• Given passage
_ _ _ _
Khaing’s message to others:
Participation is really important. Take on a role and we can create better world!
“I am passionate about health education to increase knowledge and change attitudes towards and I want to be part of a team which paves the way to eliminate viral hepatitis.”
I was born in Myanmar, where I did my Bachelor of Medicine and Bachelor of Surgery. After that, I began a Master of Public Health in Bangkok, Thailand. As soon as I graduated, I joined World Vision Myanmar as a Technical Specialist tackling Malaria.
After passing through a number of project cycles, I was promoted to the position of project manager for that project. I had been working in World Vision Myanmar for 2 years, and then I joined Community Partners International in Myanmar as a program Manager for Malaria Programs till mid-2016.
In late 2016, I arrived in Australia looking for a job in the area of public health with the goal of improving the health of the community. I was introduced to Hepatitis Victoria by one of my friends and since mid-2017, I have volunteered for Hepatitis Victoria supporting and contributing to various activities in CALD communities especially Myanmar communities across the Victoria. In addition, I have also worked as a HEPSpeaker since late 2017.
_ _ _ _
• Supplied entries
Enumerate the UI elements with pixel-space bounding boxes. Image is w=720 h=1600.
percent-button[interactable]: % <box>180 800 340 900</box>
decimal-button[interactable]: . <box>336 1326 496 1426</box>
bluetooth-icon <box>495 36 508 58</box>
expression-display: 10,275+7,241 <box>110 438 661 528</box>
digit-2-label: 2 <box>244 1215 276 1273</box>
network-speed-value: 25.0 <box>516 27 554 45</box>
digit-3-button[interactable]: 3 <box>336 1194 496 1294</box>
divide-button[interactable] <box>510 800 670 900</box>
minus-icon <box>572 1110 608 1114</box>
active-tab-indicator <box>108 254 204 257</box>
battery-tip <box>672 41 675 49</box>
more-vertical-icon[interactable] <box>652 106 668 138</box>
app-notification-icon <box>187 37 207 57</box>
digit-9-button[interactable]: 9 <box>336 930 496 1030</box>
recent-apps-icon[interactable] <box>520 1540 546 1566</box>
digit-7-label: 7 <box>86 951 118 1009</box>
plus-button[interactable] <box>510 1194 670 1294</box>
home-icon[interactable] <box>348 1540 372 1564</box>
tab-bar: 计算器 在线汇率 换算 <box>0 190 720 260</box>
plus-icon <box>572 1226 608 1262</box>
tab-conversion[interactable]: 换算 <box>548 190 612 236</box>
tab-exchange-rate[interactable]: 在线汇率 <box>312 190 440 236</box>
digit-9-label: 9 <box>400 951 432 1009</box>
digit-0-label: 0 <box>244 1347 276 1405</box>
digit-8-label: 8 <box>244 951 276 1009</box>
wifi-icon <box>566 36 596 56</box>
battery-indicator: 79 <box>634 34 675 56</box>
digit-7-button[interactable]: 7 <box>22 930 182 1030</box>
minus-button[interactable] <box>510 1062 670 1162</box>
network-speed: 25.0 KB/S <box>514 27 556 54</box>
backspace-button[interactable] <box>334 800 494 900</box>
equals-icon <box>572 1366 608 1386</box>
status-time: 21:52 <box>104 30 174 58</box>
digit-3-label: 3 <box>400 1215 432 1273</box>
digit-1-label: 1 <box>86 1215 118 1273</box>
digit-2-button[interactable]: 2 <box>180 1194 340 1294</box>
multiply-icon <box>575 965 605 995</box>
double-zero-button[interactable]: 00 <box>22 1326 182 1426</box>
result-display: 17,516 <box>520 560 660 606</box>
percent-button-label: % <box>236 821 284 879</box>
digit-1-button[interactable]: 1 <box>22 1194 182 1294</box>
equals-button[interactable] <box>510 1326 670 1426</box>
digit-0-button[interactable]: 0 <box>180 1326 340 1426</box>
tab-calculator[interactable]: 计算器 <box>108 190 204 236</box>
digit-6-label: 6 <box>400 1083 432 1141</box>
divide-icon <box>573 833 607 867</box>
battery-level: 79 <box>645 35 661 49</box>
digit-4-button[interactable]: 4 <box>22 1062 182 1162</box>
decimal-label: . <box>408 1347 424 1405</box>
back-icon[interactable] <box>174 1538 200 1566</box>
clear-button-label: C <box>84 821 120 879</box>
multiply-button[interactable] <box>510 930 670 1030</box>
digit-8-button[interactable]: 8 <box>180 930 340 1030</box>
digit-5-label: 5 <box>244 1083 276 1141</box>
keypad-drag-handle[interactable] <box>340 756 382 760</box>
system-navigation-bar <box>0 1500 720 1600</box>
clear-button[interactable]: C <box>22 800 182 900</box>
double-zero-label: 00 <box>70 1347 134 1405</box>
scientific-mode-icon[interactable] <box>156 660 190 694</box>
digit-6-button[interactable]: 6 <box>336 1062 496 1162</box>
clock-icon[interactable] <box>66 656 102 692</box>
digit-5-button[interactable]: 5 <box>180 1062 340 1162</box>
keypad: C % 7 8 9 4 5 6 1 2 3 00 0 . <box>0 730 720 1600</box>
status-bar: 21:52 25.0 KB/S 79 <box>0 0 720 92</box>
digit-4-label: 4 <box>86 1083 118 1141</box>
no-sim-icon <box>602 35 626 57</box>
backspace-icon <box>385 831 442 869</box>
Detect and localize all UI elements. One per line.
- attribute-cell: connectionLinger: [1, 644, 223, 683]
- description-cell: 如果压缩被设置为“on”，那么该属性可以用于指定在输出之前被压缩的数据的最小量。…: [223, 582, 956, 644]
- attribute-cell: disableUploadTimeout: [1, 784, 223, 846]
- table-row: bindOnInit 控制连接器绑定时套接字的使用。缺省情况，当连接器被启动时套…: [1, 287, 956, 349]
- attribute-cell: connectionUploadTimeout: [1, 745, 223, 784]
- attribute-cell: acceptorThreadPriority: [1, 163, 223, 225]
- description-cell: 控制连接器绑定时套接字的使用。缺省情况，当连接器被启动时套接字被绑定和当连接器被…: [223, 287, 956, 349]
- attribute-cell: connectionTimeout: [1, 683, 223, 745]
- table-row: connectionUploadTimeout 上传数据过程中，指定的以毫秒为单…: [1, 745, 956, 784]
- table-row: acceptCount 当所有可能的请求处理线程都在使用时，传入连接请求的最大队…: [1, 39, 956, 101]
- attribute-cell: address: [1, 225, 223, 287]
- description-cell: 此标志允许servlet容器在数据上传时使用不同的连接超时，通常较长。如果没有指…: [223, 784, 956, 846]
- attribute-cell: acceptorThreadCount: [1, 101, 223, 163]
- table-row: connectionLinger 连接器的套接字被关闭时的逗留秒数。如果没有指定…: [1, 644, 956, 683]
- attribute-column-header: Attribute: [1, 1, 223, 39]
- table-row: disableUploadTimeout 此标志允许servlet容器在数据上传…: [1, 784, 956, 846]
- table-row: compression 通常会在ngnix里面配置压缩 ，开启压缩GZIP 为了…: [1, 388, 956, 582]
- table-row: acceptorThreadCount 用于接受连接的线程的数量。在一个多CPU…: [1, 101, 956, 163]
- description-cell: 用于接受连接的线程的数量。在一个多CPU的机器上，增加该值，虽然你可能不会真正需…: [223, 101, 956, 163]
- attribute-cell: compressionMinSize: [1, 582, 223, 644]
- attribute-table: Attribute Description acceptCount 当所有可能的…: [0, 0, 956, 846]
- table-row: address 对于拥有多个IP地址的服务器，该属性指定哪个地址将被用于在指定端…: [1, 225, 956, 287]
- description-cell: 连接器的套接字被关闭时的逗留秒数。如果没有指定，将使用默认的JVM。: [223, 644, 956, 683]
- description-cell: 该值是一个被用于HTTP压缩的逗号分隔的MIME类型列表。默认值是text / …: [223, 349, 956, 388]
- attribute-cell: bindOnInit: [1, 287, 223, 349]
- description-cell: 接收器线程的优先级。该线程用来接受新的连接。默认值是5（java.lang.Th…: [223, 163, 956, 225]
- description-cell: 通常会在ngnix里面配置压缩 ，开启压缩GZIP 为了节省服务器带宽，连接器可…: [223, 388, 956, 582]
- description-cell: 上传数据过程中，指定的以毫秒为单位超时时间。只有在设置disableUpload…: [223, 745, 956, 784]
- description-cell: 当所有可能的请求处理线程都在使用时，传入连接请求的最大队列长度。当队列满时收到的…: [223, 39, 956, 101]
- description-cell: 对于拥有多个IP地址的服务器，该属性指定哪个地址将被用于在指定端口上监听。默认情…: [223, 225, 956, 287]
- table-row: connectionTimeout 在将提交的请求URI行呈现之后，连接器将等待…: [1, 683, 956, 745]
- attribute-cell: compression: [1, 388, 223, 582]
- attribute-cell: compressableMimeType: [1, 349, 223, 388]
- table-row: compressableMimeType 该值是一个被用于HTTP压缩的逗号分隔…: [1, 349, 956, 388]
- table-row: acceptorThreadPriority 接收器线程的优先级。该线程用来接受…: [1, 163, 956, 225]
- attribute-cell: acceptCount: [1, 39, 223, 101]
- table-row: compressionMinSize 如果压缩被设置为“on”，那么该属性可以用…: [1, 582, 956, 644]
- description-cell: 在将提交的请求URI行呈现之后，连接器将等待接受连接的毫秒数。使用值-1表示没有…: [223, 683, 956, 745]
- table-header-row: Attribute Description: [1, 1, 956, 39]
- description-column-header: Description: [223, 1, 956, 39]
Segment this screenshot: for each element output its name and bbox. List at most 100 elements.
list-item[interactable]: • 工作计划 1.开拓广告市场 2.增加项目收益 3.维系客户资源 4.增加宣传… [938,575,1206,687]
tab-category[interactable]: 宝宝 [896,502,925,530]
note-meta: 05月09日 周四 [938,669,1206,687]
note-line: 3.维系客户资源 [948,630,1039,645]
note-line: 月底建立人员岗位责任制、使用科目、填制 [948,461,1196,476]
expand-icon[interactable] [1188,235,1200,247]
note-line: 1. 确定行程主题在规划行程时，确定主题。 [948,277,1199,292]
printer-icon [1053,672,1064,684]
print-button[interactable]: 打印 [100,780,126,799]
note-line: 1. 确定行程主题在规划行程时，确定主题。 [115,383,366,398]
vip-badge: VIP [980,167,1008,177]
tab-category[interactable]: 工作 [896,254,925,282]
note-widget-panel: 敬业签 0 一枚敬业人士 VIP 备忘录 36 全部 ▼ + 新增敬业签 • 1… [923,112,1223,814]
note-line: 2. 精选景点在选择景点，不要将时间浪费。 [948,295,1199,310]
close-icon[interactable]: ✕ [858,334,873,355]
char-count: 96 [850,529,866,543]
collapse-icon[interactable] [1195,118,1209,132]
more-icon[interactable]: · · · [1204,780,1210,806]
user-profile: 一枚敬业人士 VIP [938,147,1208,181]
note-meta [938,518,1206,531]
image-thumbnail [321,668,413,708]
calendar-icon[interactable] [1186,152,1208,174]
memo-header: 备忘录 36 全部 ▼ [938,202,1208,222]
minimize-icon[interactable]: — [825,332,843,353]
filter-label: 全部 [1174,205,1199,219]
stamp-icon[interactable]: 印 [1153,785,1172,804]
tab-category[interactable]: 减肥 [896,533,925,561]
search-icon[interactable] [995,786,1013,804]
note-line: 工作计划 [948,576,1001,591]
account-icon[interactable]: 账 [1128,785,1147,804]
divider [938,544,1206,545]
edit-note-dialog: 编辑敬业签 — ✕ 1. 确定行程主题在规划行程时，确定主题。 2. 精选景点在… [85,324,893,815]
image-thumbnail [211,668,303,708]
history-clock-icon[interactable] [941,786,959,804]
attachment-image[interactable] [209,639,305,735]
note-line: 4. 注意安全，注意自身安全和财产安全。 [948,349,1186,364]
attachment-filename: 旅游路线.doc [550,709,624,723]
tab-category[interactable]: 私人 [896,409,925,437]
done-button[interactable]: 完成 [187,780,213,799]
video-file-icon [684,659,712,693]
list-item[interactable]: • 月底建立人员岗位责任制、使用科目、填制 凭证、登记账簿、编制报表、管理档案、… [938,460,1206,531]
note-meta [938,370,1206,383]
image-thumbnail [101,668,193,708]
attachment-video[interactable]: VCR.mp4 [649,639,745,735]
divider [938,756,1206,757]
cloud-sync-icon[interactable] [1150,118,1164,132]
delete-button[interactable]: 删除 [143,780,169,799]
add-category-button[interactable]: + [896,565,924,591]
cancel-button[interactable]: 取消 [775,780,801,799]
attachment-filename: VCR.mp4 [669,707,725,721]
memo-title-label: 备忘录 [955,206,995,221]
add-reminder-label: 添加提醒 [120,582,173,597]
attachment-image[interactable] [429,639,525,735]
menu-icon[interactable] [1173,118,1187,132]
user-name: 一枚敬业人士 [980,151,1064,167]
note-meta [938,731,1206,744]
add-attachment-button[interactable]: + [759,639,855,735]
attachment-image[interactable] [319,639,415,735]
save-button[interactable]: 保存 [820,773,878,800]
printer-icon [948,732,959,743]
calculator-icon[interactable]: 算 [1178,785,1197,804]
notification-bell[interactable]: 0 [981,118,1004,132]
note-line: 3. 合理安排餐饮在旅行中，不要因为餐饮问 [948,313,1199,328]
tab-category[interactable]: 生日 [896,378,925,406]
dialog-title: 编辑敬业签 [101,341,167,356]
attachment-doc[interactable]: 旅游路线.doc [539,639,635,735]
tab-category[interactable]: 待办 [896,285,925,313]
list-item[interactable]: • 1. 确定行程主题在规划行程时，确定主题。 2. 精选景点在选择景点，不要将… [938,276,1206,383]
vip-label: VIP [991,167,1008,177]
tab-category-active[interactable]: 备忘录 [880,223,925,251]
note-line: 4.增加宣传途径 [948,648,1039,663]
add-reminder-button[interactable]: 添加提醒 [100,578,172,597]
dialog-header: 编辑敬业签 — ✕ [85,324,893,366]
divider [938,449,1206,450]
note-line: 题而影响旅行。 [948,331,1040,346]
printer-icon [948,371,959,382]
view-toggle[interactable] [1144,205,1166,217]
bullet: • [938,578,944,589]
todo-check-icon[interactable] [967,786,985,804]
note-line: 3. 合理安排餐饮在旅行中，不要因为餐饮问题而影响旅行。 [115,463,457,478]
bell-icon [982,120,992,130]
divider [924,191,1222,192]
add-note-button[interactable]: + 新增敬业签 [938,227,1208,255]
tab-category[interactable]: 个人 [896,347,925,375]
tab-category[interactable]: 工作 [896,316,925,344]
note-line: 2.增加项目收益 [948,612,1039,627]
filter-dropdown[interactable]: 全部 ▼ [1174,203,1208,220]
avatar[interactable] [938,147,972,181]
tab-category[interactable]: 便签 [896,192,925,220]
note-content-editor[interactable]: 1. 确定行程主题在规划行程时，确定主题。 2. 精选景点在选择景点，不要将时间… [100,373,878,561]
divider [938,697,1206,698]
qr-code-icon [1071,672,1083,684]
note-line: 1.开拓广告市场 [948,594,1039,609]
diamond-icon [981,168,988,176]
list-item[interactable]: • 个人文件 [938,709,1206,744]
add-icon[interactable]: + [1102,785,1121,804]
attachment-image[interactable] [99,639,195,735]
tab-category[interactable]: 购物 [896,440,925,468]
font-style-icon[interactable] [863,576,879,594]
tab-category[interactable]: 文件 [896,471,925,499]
_ _ _ _
• Requirement A
In Khaing's profile, what position did Khaing hold at Community Partners International in Myanmar?
• Requirement B
List every organization named in Khaing's profile.
• Requirement C
Continue Khaing's profile from where it stops.
The records come from a separate source unrelated to the profile.

• Written response A
Program Manager for Malaria Programs

• Written response B
World Vision Myanmar, Community Partners International, Hepatitis Victoria

• Written response C
Hepatitis B and C have high prevalence in Myanmar but awareness is diminished disproportionately. Meanwhile, Australia is trying to eliminate viral hepatitis and no community should left behind if we are to achieve that goal. I am endeavouring as best as I can to give informed health education and raise awareness of the disease in the Myanmar and other CALD communities.
As the saying goes “prevention is better than cure”, it is vital to educate on how to prevent viral hepatitis inform on the proper treatment to prevent serious complications. If we test and vaccinate, treat and track we will achieve a community with zero hepatitis.
Hepatitis is manageable, treatable but a stigmatised disease -it can cause serious outcomes like liver cancer, cirrhosis of liver- unless treated properly. Hence, it is crucial to raise knowledge, change attitudes and practice towards viral hepatitis in order to reduce transmission, stigma and discrimination.